** START OF Extracted entries **
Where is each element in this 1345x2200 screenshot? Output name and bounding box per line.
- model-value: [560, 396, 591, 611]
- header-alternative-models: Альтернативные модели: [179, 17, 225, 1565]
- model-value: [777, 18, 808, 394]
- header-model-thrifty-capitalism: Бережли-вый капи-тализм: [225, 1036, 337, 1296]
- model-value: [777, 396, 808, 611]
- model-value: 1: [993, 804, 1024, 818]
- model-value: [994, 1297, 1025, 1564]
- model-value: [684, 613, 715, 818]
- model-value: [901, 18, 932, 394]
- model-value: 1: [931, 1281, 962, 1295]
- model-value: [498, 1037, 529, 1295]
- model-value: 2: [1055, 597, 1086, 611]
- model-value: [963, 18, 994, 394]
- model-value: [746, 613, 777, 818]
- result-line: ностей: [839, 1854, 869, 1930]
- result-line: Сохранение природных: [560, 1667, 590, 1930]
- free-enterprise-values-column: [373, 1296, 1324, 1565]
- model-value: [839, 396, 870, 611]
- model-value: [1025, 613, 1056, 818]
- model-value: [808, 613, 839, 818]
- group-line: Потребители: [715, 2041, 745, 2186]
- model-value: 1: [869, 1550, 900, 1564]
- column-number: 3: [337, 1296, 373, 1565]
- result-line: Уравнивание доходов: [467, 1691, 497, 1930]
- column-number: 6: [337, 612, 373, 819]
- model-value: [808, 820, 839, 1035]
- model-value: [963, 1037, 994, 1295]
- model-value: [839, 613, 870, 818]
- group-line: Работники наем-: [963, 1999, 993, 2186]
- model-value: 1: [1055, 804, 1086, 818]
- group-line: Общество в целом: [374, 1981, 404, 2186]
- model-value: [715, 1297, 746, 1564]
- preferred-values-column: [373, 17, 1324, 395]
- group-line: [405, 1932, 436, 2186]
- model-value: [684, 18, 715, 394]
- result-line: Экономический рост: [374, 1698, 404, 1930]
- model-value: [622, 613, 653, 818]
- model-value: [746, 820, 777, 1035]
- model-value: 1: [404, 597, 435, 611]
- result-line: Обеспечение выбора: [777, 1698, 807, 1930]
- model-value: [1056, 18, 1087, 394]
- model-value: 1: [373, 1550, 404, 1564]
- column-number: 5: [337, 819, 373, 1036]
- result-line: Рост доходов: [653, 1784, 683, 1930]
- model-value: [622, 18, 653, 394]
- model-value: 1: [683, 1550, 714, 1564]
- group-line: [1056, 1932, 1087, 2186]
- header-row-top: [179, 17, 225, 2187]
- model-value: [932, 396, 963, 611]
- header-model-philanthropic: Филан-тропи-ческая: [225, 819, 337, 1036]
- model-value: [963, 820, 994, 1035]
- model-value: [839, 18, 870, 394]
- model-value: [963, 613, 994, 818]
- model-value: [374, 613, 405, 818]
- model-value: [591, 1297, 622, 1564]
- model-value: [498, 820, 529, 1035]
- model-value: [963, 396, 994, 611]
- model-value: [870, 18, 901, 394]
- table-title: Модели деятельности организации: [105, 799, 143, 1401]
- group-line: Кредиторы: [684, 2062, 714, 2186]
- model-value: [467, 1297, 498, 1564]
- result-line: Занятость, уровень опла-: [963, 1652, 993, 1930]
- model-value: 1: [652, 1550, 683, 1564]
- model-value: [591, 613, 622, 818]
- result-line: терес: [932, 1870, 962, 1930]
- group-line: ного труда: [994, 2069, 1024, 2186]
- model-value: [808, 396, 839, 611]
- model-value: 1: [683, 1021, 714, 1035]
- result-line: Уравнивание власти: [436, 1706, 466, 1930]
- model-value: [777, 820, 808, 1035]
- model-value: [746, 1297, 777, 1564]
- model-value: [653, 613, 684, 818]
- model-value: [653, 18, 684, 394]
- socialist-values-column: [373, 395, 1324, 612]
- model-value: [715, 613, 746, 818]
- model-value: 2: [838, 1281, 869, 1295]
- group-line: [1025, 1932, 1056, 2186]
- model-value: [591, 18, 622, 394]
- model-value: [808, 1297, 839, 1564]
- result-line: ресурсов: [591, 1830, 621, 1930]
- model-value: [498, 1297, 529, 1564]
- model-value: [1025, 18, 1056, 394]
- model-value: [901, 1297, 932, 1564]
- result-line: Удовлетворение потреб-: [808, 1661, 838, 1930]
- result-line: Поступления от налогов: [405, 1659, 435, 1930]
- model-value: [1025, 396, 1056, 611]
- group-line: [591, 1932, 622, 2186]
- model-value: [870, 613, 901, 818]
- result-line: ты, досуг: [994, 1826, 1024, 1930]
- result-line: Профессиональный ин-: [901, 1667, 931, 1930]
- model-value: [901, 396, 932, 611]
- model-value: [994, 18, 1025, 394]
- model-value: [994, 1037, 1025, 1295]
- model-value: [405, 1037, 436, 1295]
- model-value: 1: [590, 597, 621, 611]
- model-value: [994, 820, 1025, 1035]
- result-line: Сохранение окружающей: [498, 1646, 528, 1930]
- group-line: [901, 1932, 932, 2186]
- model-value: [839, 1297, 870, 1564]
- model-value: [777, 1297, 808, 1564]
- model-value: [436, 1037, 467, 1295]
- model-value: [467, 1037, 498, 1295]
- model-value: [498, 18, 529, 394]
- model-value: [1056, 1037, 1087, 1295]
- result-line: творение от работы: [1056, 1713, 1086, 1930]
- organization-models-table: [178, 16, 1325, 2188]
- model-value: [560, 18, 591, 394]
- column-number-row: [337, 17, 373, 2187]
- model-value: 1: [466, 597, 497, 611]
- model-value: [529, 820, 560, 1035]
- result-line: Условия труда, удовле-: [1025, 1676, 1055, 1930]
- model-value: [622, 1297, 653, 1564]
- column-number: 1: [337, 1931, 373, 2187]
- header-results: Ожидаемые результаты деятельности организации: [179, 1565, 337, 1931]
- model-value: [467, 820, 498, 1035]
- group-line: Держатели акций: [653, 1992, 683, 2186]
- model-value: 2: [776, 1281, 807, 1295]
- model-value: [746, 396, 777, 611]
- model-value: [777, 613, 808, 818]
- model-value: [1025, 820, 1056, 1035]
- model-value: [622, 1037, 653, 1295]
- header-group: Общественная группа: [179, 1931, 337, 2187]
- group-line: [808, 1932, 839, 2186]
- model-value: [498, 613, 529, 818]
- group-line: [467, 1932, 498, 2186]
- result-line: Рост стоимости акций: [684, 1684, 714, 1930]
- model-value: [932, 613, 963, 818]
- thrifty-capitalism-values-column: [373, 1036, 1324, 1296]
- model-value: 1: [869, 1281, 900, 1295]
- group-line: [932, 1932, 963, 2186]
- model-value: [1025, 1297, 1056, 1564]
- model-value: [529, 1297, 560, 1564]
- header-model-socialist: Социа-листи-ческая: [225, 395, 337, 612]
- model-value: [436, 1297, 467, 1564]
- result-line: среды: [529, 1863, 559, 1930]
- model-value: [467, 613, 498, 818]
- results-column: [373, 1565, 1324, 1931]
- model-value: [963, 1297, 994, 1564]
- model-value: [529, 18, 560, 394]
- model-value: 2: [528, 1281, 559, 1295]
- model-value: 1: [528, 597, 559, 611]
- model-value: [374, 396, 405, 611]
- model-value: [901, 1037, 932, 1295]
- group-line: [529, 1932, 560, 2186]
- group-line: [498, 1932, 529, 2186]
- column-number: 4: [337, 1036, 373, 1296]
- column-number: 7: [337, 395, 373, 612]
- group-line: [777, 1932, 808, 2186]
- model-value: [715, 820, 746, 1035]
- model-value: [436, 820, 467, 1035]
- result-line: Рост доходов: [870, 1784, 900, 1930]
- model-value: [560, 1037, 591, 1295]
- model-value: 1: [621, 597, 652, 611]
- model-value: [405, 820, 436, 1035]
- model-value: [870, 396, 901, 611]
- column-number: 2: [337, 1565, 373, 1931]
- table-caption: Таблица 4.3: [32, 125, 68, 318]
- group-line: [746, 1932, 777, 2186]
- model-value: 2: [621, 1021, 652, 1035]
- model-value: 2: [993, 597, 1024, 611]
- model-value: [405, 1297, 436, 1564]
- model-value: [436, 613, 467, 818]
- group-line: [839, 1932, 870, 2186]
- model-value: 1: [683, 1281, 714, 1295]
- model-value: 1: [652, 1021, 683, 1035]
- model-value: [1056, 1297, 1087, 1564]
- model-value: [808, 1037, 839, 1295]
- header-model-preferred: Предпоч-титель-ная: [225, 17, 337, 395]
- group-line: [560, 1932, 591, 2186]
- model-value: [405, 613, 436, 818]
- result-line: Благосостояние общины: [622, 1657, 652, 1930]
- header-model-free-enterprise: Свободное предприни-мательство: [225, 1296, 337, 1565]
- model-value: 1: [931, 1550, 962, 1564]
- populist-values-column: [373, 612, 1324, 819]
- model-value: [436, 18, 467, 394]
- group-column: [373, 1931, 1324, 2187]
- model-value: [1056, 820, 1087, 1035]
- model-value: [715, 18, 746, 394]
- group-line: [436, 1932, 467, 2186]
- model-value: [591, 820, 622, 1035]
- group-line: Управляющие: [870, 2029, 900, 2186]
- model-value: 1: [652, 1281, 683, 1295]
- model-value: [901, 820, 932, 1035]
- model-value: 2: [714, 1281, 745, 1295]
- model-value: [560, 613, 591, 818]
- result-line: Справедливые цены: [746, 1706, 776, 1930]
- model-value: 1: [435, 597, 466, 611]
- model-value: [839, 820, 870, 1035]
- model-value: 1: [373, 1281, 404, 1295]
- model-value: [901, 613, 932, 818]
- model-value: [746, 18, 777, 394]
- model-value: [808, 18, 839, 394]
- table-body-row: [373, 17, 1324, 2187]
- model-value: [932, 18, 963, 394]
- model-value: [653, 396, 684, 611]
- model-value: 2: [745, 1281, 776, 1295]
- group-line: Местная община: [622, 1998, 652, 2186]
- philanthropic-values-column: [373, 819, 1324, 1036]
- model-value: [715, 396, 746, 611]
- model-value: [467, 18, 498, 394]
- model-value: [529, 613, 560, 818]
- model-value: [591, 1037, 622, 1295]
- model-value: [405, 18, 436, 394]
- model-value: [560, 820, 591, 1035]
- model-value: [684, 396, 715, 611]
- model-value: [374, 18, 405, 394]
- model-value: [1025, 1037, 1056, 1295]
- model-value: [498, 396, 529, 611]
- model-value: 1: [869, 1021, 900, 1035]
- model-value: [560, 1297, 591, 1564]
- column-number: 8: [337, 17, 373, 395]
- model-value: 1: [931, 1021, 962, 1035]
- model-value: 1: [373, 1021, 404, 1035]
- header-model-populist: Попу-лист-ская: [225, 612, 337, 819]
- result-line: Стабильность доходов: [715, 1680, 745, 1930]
** END OF Extracted entries **
== Exercise task ==
Update the data from its first line up to and including the line with "- header-model-thrifty-capitalism: Бережли-вый", changing "screenshot" to "screen capture" and leaving everything else as it stands.

== Worked answer ==
Where is each element in this 1345x2200 screen capture? Output name and bounding box per line.
- model-value: [560, 396, 591, 611]
- header-alternative-models: Альтернативные модели: [179, 17, 225, 1565]
- model-value: [777, 18, 808, 394]
- header-model-thrifty-capitalism: Бережли-вый капи-тализм: [225, 1036, 337, 1296]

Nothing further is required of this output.